EXERCISE GOAL: Print the records again, character for character.

DATASET RECORDS:
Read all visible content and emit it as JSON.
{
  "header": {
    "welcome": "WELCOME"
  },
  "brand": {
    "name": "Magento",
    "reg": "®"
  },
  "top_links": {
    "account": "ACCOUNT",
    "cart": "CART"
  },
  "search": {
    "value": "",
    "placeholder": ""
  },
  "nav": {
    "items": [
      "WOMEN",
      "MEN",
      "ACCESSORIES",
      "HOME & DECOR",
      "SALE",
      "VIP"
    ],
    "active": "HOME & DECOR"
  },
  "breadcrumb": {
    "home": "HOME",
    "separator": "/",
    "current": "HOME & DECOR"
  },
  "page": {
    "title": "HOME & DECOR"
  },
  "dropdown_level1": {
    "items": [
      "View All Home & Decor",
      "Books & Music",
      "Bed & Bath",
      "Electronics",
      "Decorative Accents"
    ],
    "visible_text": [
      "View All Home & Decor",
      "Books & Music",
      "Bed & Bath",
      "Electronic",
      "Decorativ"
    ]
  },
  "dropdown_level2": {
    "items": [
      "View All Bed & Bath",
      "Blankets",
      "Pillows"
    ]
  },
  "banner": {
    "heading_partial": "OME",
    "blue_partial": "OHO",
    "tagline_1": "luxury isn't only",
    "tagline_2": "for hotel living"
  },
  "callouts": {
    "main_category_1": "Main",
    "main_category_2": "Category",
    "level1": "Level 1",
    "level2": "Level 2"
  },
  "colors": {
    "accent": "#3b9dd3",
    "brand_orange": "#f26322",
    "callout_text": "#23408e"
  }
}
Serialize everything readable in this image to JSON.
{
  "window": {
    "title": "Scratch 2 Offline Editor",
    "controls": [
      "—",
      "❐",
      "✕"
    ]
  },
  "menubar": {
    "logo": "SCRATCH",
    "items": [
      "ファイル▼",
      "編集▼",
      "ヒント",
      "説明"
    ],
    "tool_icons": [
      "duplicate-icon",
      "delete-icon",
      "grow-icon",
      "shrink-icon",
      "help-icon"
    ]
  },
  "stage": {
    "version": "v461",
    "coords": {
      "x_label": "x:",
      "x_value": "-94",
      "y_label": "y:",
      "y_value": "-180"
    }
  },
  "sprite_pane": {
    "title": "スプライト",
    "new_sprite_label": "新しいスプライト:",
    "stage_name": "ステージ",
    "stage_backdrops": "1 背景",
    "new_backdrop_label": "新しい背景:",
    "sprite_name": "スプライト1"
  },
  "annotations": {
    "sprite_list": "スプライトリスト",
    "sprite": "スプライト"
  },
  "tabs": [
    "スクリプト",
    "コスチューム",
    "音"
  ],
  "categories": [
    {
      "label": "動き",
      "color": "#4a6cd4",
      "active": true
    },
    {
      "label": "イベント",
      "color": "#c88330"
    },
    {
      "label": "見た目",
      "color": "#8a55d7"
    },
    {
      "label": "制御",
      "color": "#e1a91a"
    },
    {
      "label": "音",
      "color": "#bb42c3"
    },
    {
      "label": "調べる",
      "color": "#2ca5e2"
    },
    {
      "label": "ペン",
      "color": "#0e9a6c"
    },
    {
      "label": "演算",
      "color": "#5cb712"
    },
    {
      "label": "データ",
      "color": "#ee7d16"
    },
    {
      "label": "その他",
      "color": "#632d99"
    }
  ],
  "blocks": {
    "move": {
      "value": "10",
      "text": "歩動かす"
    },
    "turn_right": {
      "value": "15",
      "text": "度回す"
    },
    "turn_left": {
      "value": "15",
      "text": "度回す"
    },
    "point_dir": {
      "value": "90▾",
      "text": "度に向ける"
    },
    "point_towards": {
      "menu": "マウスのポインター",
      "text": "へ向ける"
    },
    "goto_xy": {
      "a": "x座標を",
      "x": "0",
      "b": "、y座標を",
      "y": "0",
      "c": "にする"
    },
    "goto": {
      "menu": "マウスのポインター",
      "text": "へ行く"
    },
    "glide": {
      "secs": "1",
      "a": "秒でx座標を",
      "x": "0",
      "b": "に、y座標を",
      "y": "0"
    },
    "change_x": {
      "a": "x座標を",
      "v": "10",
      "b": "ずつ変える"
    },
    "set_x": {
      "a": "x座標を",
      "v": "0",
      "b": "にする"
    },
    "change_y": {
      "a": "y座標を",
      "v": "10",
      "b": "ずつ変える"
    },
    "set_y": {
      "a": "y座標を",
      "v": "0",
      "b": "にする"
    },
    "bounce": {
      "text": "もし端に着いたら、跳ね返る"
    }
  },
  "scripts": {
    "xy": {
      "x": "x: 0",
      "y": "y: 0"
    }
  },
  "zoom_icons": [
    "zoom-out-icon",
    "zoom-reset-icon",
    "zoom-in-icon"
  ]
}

EXERCISE RESPONSE:
Read all visible content and emit it as JSON.
{
  "header": {
    "welcome": "WELCOME"
  },
  "brand": {
    "name": "Magento",
    "reg": "®"
  },
  "top_links": {
    "account": "ACCOUNT",
    "cart": "CART"
  },
  "search": {
    "value": "",
    "placeholder": ""
  },
  "nav": {
    "items": [
      "WOMEN",
      "MEN",
      "ACCESSORIES",
      "HOME & DECOR",
      "SALE",
      "VIP"
    ],
    "active": "HOME & DECOR"
  },
  "breadcrumb": {
    "home": "HOME",
    "separator": "/",
    "current": "HOME & DECOR"
  },
  "page": {
    "title": "HOME & DECOR"
  },
  "dropdown_level1": {
    "items": [
      "View All Home & Decor",
      "Books & Music",
      "Bed & Bath",
      "Electronics",
      "Decorative Accents"
    ],
    "visible_text": [
      "View All Home & Decor",
      "Books & Music",
      "Bed & Bath",
      "Electronic",
      "Decorativ"
    ]
  },
  "dropdown_level2": {
    "items": [
      "View All Bed & Bath",
      "Blankets",
      "Pillows"
    ]
  },
  "banner": {
    "heading_partial": "OME",
    "blue_partial": "OHO",
    "tagline_1": "luxury isn't only",
    "tagline_2": "for hotel living"
  },
  "callouts": {
    "main_category_1": "Main",
    "main_category_2": "Category",
    "level1": "Level 1",
    "level2": "Level 2"
  },
  "colors": {
    "accent": "#3b9dd3",
    "brand_orange": "#f26322",
    "callout_text": "#23408e"
  }
}
Serialize everything readable in this image to JSON.
{
  "window": {
    "title": "Scratch 2 Offline Editor",
    "controls": [
      "—",
      "❐",
      "✕"
    ]
  },
  "menubar": {
    "logo": "SCRATCH",
    "items": [
      "ファイル▼",
      "編集▼",
      "ヒント",
      "説明"
    ],
    "tool_icons": [
      "duplicate-icon",
      "delete-icon",
      "grow-icon",
      "shrink-icon",
      "help-icon"
    ]
  },
  "stage": {
    "version": "v461",
    "coords": {
      "x_label": "x:",
      "x_value": "-94",
      "y_label": "y:",
      "y_value": "-180"
    }
  },
  "sprite_pane": {
    "title": "スプライト",
    "new_sprite_label": "新しいスプライト:",
    "stage_name": "ステージ",
    "stage_backdrops": "1 背景",
    "new_backdrop_label": "新しい背景:",
    "sprite_name": "スプライト1"
  },
  "annotations": {
    "sprite_list": "スプライトリスト",
    "sprite": "スプライト"
  },
  "tabs": [
    "スクリプト",
    "コスチューム",
    "音"
  ],
  "categories": [
    {
      "label": "動き",
      "color": "#4a6cd4",
      "active": true
    },
    {
      "label": "イベント",
      "color": "#c88330"
    },
    {
      "label": "見た目",
      "color": "#8a55d7"
    },
    {
      "label": "制御",
      "color": "#e1a91a"
    },
    {
      "label": "音",
      "color": "#bb42c3"
    },
    {
      "label": "調べる",
      "color": "#2ca5e2"
    },
    {
      "label": "ペン",
      "color": "#0e9a6c"
    },
    {
      "label": "演算",
      "color": "#5cb712"
    },
    {
      "label": "データ",
      "color": "#ee7d16"
    },
    {
      "label": "その他",
      "color": "#632d99"
    }
  ],
  "blocks": {
    "move": {
      "value": "10",
      "text": "歩動かす"
    },
    "turn_right": {
      "value": "15",
      "text": "度回す"
    },
    "turn_left": {
      "value": "15",
      "text": "度回す"
    },
    "point_dir": {
      "value": "90▾",
      "text": "度に向ける"
    },
    "point_towards": {
      "menu": "マウスのポインター",
      "text": "へ向ける"
    },
    "goto_xy": {
      "a": "x座標を",
      "x": "0",
      "b": "、y座標を",
      "y": "0",
      "c": "にする"
    },
    "goto": {
      "menu": "マウスのポインター",
      "text": "へ行く"
    },
    "glide": {
      "secs": "1",
      "a": "秒でx座標を",
      "x": "0",
      "b": "に、y座標を",
      "y": "0"
    },
    "change_x": {
      "a": "x座標を",
      "v": "10",
      "b": "ずつ変える"
    },
    "set_x": {
      "a": "x座標を",
      "v": "0",
      "b": "にする"
    },
    "change_y": {
      "a": "y座標を",
      "v": "10",
      "b": "ずつ変える"
    },
    "set_y": {
      "a": "y座標を",
      "v": "0",
      "b": "にする"
    },
    "bounce": {
      "text": "もし端に着いたら、跳ね返る"
    }
  },
  "scripts": {
    "xy": {
      "x": "x: 0",
      "y": "y: 0"
    }
  },
  "zoom_icons": [
    "zoom-out-icon",
    "zoom-reset-icon",
    "zoom-in-icon"
  ]
}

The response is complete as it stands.